* _Task to carry out_
Express each line of the material below as a string in a JSON list, one string per line, with blank lines omitted.

* _Given entries_
[start]
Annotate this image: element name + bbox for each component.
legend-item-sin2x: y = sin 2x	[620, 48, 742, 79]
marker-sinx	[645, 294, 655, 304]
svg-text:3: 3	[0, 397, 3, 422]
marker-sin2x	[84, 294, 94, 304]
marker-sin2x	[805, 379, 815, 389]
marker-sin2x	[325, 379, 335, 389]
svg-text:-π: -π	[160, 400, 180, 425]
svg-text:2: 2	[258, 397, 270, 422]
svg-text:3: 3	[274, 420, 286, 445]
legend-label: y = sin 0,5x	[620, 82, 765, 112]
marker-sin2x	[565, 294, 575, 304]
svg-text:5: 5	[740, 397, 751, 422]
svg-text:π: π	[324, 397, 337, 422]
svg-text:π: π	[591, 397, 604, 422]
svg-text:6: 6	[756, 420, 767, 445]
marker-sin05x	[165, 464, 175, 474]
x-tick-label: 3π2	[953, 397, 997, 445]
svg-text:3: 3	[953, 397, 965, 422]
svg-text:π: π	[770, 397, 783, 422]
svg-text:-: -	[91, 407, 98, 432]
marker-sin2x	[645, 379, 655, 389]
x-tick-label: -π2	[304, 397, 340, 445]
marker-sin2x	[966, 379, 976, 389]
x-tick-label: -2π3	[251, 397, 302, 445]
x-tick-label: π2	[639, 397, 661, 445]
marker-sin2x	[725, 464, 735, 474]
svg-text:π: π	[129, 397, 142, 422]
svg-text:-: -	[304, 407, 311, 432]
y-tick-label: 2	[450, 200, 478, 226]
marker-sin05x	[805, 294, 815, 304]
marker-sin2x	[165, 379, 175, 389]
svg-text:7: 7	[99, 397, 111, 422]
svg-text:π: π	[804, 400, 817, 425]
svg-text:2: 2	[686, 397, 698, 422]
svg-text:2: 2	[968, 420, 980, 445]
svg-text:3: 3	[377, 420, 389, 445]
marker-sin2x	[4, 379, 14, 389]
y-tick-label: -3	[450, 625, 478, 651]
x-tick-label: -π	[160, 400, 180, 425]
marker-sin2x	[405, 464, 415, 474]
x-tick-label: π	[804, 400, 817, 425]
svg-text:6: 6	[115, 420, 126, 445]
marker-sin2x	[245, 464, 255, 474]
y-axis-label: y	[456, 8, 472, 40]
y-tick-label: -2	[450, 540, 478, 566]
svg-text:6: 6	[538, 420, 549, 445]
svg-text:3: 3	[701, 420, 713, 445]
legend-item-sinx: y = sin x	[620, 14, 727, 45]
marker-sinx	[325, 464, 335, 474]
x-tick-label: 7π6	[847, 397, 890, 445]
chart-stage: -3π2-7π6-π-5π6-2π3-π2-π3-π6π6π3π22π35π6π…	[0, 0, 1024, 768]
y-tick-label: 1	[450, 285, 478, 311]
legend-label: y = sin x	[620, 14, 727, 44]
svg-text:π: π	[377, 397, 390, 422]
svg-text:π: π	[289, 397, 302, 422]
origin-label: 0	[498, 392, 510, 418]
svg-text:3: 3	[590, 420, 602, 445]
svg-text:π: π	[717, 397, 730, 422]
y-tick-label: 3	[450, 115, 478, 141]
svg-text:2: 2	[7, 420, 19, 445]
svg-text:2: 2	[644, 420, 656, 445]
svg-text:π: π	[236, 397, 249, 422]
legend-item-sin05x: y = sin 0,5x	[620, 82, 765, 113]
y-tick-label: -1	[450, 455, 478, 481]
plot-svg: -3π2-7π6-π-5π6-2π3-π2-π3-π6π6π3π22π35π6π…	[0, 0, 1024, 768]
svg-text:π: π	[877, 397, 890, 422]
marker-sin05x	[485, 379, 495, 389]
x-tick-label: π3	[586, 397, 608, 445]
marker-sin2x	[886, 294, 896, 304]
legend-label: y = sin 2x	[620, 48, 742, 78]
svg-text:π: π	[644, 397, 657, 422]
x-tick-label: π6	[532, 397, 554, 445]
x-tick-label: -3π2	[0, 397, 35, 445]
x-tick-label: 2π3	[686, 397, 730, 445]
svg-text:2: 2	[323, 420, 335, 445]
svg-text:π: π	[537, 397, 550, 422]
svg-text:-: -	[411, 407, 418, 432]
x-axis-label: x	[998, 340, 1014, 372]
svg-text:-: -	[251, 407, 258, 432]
[end]
* _Result below_
[
  "Annotate this image: element name + bbox for each component.",
  "legend-item-sin2x: y = sin 2x\t[620, 48, 742, 79]",
  "marker-sinx\t[645, 294, 655, 304]",
  "svg-text:3: 3\t[0, 397, 3, 422]",
  "marker-sin2x\t[84, 294, 94, 304]",
  "marker-sin2x\t[805, 379, 815, 389]",
  "marker-sin2x\t[325, 379, 335, 389]",
  "svg-text:-π: -π\t[160, 400, 180, 425]",
  "svg-text:2: 2\t[258, 397, 270, 422]",
  "svg-text:3: 3\t[274, 420, 286, 445]",
  "legend-label: y = sin 0,5x\t[620, 82, 765, 112]",
  "marker-sin2x\t[565, 294, 575, 304]",
  "svg-text:5: 5\t[740, 397, 751, 422]",
  "svg-text:π: π\t[324, 397, 337, 422]",
  "svg-text:π: π\t[591, 397, 604, 422]",
  "svg-text:6: 6\t[756, 420, 767, 445]",
  "marker-sin05x\t[165, 464, 175, 474]",
  "x-tick-label: 3π2\t[953, 397, 997, 445]",
  "svg-text:3: 3\t[953, 397, 965, 422]",
  "svg-text:π: π\t[770, 397, 783, 422]",
  "svg-text:-: -\t[91, 407, 98, 432]",
  "marker-sin2x\t[645, 379, 655, 389]",
  "x-tick-label: -π2\t[304, 397, 340, 445]",
  "marker-sin2x\t[966, 379, 976, 389]",
  "x-tick-label: -2π3\t[251, 397, 302, 445]",
  "x-tick-label: π2\t[639, 397, 661, 445]",
  "marker-sin2x\t[725, 464, 735, 474]",
  "svg-text:π: π\t[129, 397, 142, 422]",
  "svg-text:-: -\t[304, 407, 311, 432]",
  "y-tick-label: 2\t[450, 200, 478, 226]",
  "marker-sin05x\t[805, 294, 815, 304]",
  "marker-sin2x\t[165, 379, 175, 389]",
  "svg-text:7: 7\t[99, 397, 111, 422]",
  "svg-text:π: π\t[804, 400, 817, 425]",
  "svg-text:2: 2\t[686, 397, 698, 422]",
  "svg-text:2: 2\t[968, 420, 980, 445]",
  "svg-text:3: 3\t[377, 420, 389, 445]",
  "marker-sin2x\t[4, 379, 14, 389]",
  "y-tick-label: -3\t[450, 625, 478, 651]",
  "x-tick-label: -π\t[160, 400, 180, 425]",
  "marker-sin2x\t[405, 464, 415, 474]",
  "x-tick-label: π\t[804, 400, 817, 425]",
  "svg-text:6: 6\t[115, 420, 126, 445]",
  "marker-sin2x\t[245, 464, 255, 474]",
  "y-axis-label: y\t[456, 8, 472, 40]",
  "y-tick-label: -2\t[450, 540, 478, 566]",
  "svg-text:6: 6\t[538, 420, 549, 445]",
  "svg-text:3: 3\t[701, 420, 713, 445]",
  "legend-item-sinx: y = sin x\t[620, 14, 727, 45]",
  "marker-sinx\t[325, 464, 335, 474]",
  "x-tick-label: 7π6\t[847, 397, 890, 445]",
  "chart-stage: -3π2-7π6-π-5π6-2π3-π2-π3-π6π6π3π22π35π6π…\t[0, 0, 1024, 768]",
  "y-tick-label: 1\t[450, 285, 478, 311]",
  "legend-label: y = sin x\t[620, 14, 727, 44]",
  "svg-text:π: π\t[377, 397, 390, 422]",
  "svg-text:π: π\t[289, 397, 302, 422]",
  "origin-label: 0\t[498, 392, 510, 418]",
  "svg-text:3: 3\t[590, 420, 602, 445]",
  "svg-text:π: π\t[717, 397, 730, 422]",
  "y-tick-label: 3\t[450, 115, 478, 141]",
  "svg-text:2: 2\t[7, 420, 19, 445]",
  "svg-text:2: 2\t[644, 420, 656, 445]",
  "svg-text:π: π\t[236, 397, 249, 422]",
  "legend-item-sin05x: y = sin 0,5x\t[620, 82, 765, 113]",
  "y-tick-label: -1\t[450, 455, 478, 481]",
  "plot-svg: -3π2-7π6-π-5π6-2π3-π2-π3-π6π6π3π22π35π6π…\t[0, 0, 1024, 768]",
  "svg-text:π: π\t[877, 397, 890, 422]",
  "marker-sin05x\t[485, 379, 495, 389]",
  "x-tick-label: π3\t[586, 397, 608, 445]",
  "marker-sin2x\t[886, 294, 896, 304]",
  "legend-label: y = sin 2x\t[620, 48, 742, 78]",
  "svg-text:π: π\t[644, 397, 657, 422]",
  "x-tick-label: π6\t[532, 397, 554, 445]",
  "x-tick-label: -3π2\t[0, 397, 35, 445]",
  "x-tick-label: 2π3\t[686, 397, 730, 445]",
  "svg-text:2: 2\t[323, 420, 335, 445]",
  "svg-text:π: π\t[537, 397, 550, 422]",
  "svg-text:-: -\t[411, 407, 418, 432]",
  "x-axis-label: x\t[998, 340, 1014, 372]",
  "svg-text:-: -\t[251, 407, 258, 432]"
]